In the records below, convert everything from the line containing "Patent image size: (727, 479)." down to the line containing "The third pixel island 13 is at (535, 217).", both lines included, into a numbered list. Leave out blank lines.

- [Data to process]:
—————

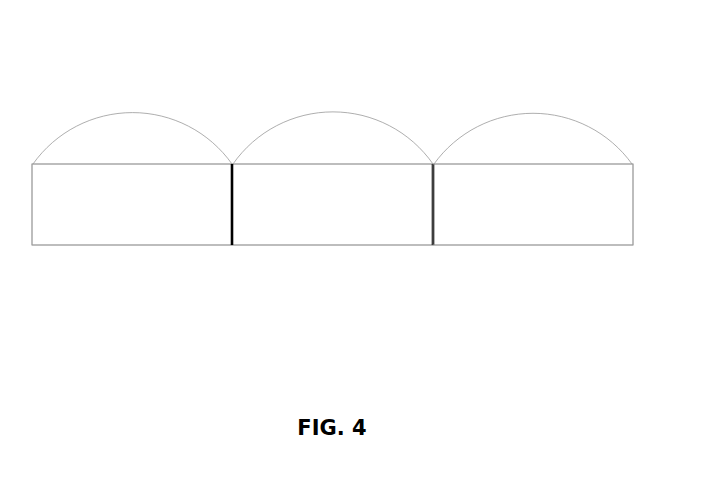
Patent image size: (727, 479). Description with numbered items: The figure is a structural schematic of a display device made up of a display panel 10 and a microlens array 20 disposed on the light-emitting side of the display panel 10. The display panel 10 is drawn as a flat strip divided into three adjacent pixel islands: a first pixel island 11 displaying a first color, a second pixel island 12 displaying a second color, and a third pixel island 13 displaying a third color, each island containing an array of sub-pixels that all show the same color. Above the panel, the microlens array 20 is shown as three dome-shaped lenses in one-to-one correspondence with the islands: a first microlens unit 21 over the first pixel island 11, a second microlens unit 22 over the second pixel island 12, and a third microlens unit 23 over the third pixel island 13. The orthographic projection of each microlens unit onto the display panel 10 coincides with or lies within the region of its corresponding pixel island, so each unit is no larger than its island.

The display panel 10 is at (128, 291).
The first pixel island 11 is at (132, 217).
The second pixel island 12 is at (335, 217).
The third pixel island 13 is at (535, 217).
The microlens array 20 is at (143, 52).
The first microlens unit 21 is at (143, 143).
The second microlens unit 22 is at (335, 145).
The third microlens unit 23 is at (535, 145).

—————

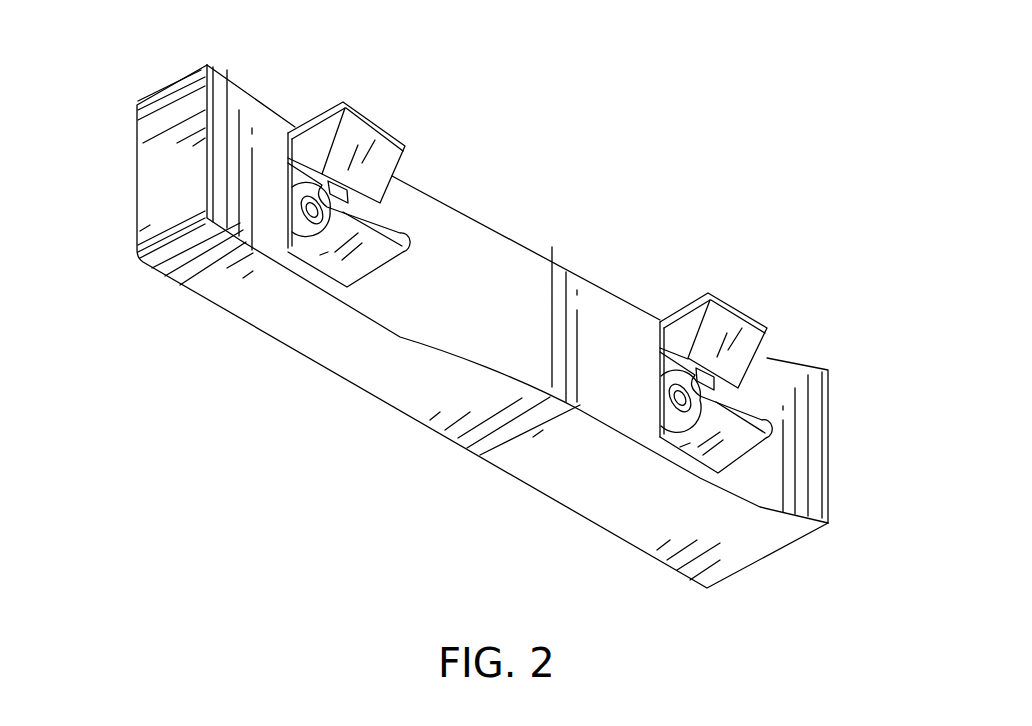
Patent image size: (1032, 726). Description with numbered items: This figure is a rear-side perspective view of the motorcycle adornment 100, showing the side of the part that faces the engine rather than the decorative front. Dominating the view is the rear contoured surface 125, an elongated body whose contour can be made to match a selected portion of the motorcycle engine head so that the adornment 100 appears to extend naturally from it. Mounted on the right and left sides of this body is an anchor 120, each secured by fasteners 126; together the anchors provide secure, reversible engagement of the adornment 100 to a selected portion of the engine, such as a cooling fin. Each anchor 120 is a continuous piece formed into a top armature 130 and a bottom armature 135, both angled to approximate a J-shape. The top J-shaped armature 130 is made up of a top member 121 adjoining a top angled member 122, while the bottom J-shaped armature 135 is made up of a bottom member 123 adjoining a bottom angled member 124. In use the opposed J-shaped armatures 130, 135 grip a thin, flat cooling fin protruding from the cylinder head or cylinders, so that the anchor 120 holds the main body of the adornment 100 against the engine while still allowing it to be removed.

—————

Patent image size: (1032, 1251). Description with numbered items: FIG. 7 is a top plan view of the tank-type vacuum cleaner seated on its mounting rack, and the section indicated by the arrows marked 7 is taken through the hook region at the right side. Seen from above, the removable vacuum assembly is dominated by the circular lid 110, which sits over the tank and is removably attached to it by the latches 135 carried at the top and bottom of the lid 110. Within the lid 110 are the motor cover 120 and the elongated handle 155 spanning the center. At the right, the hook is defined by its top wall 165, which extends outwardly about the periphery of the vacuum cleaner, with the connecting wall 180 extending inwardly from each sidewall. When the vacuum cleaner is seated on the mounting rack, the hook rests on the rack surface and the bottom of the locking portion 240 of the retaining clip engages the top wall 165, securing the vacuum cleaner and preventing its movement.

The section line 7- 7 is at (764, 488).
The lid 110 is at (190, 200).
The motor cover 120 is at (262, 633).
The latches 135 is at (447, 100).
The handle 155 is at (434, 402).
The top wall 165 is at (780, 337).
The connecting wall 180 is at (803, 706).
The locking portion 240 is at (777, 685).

—————

- [Written response]:
1. Patent image size: (727, 479). Description with numbered items: The figure is a structural schematic of a display device made up of a display panel 10 and a microlens array 20 disposed on the light-emitting side of the display panel 10. The display panel 10 is drawn as a flat strip divided into three adjacent pixel islands: a first pixel island 11 displaying a first color, a second pixel island 12 displaying a second color, and a third pixel island 13 displaying a third color, each island containing an array of sub-pixels that all show the same color. Above the panel, the microlens array 20 is shown as three dome-shaped lenses in one-to-one correspondence with the islands: a first microlens unit 21 over the first pixel island 11, a second microlens unit 22 over the second pixel island 12, and a third microlens unit 23 over the third pixel island 13. The orthographic projection of each microlens unit onto the display panel 10 coincides with or lies within the region of its corresponding pixel island, so each unit is no larger than its island.
2. The display panel 10 is at (128, 291).
3. The first pixel island 11 is at (132, 217).
4. The second pixel island 12 is at (335, 217).
5. The third pixel island 13 is at (535, 217).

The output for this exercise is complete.